** Begin Data shown **
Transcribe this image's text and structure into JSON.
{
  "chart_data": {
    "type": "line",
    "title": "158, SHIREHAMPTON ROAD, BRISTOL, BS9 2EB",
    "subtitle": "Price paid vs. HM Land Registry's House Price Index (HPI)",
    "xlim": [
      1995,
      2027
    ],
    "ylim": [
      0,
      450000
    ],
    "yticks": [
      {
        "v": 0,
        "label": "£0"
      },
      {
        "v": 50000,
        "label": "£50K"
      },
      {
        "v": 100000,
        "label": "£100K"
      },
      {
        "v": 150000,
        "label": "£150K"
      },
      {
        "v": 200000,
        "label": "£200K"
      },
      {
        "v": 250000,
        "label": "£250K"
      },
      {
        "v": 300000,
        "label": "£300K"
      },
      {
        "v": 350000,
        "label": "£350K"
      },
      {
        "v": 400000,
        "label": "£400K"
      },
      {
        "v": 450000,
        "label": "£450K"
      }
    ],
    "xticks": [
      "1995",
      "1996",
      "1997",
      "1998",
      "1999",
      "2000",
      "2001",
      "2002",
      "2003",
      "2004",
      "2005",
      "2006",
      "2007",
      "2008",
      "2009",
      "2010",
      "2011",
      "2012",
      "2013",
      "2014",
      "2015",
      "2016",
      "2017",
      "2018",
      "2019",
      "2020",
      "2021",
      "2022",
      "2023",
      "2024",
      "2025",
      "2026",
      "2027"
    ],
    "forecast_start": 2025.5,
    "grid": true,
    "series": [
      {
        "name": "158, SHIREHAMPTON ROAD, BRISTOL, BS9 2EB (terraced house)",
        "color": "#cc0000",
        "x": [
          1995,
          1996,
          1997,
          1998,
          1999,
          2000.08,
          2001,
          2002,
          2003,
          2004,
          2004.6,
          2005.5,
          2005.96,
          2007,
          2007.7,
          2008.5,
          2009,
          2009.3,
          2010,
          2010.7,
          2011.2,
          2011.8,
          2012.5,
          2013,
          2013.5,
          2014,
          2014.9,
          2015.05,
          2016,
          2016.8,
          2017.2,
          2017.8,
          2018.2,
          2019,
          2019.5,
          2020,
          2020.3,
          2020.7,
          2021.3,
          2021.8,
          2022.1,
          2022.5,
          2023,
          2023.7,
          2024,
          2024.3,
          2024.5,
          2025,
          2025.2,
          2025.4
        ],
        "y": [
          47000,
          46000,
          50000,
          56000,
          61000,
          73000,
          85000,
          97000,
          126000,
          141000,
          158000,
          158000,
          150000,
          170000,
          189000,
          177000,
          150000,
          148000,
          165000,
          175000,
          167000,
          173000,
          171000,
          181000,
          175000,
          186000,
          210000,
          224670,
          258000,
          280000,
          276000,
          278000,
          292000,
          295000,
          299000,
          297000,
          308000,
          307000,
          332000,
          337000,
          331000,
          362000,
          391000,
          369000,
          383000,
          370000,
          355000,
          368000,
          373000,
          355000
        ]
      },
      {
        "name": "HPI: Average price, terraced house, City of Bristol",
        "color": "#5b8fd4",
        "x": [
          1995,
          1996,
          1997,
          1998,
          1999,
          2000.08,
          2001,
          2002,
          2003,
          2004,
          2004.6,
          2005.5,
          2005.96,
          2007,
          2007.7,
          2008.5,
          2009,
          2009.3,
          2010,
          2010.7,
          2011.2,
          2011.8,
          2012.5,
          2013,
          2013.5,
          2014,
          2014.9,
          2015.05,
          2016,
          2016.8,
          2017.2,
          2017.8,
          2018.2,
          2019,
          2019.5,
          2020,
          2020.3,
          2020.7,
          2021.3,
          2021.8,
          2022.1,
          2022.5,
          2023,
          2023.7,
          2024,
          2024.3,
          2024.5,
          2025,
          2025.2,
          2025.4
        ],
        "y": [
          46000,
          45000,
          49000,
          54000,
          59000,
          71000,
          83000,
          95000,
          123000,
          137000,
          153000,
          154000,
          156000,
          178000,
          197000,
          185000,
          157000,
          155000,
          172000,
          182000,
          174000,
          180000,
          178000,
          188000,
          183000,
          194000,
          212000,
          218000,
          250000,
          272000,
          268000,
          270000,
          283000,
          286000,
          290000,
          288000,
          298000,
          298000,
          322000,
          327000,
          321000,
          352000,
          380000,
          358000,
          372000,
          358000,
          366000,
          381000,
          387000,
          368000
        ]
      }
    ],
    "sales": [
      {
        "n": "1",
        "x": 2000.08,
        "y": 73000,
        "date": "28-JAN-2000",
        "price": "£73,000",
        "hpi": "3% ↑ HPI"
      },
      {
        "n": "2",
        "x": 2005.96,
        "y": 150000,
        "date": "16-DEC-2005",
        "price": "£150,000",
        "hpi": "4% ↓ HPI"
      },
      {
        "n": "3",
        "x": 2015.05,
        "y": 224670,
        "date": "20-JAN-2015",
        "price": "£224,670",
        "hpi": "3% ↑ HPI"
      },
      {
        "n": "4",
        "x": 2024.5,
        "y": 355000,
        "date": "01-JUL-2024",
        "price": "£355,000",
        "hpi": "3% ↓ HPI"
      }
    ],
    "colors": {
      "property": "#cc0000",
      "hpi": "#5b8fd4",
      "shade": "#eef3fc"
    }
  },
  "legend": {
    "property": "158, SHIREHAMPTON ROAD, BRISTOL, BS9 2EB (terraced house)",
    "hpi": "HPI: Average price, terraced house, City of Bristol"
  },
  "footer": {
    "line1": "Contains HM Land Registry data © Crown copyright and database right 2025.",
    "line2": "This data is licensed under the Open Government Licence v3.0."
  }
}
** End Data shown **
Given problem:
From the listing above, pick out every line containing "Average".

Result below:
        "name": "HPI: Average price, terraced house, City of Bristol",
    "hpi": "HPI: Average price, terraced house, City of Bristol"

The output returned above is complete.